▸ **EXERCISE**: For each line that holds "فتنہ", copy the line out.

***** INFORMATION PROVIDED

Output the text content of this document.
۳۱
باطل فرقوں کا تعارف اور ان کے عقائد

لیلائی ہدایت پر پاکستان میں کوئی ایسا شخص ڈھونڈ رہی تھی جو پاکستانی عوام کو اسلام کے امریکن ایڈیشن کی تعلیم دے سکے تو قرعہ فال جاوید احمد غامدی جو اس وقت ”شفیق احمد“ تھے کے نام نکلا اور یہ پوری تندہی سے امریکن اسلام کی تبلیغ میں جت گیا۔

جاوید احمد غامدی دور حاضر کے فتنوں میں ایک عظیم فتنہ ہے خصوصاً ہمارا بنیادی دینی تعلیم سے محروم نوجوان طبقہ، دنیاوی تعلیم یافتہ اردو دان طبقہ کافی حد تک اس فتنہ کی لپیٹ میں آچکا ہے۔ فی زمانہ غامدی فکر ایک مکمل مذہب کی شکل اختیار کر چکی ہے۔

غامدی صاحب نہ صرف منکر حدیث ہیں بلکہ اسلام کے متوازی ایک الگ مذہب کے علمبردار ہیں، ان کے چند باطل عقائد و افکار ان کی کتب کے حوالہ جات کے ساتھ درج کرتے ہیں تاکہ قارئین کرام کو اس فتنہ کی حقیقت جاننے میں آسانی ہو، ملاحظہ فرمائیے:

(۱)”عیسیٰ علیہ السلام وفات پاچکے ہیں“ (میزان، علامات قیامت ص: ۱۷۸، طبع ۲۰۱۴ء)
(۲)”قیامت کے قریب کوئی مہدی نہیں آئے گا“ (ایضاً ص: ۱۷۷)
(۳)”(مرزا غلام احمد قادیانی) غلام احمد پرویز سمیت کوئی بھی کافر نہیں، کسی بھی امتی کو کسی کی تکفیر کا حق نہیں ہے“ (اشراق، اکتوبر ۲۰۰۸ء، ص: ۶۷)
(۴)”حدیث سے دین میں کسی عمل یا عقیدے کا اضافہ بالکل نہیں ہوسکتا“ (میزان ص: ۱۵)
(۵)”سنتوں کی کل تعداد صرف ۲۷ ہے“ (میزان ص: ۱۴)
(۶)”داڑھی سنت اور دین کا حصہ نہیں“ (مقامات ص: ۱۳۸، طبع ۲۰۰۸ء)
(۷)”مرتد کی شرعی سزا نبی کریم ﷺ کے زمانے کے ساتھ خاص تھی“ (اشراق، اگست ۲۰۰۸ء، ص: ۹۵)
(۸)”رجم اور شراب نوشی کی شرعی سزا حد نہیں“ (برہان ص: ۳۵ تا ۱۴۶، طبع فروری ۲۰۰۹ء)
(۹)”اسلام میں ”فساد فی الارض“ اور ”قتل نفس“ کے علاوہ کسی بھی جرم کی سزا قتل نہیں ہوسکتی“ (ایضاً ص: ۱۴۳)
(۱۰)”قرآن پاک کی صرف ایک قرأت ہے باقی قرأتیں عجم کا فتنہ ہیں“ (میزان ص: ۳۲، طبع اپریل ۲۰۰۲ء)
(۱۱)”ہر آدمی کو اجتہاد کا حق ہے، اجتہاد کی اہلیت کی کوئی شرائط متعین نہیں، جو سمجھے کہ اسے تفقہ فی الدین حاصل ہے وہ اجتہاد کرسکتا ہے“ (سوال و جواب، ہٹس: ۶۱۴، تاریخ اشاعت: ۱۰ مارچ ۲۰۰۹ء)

**********

▸ **EXPECTED ANSWER**:
جاوید احمد غامدی دور حاضر کے فتنوں میں ایک عظیم فتنہ ہے خصوصاً ہمارا بنیادی دینی تعلیم سے محروم نوجوان طبقہ، دنیاوی تعلیم یافتہ اردو دان طبقہ کافی حد تک اس فتنہ کی لپیٹ میں آچکا ہے۔ فی زمانہ غامدی فکر ایک مکمل مذہب کی شکل اختیار کر چکی ہے۔
غامدی صاحب نہ صرف منکر حدیث ہیں بلکہ اسلام کے متوازی ایک الگ مذہب کے علمبردار ہیں، ان کے چند باطل عقائد و افکار ان کی کتب کے حوالہ جات کے ساتھ درج کرتے ہیں تاکہ قارئین کرام کو اس فتنہ کی حقیقت جاننے میں آسانی ہو، ملاحظہ فرمائیے:
(۱۰)”قرآن پاک کی صرف ایک قرأت ہے باقی قرأتیں عجم کا فتنہ ہیں“ (میزان ص: ۳۲، طبع اپریل ۲۰۰۲ء)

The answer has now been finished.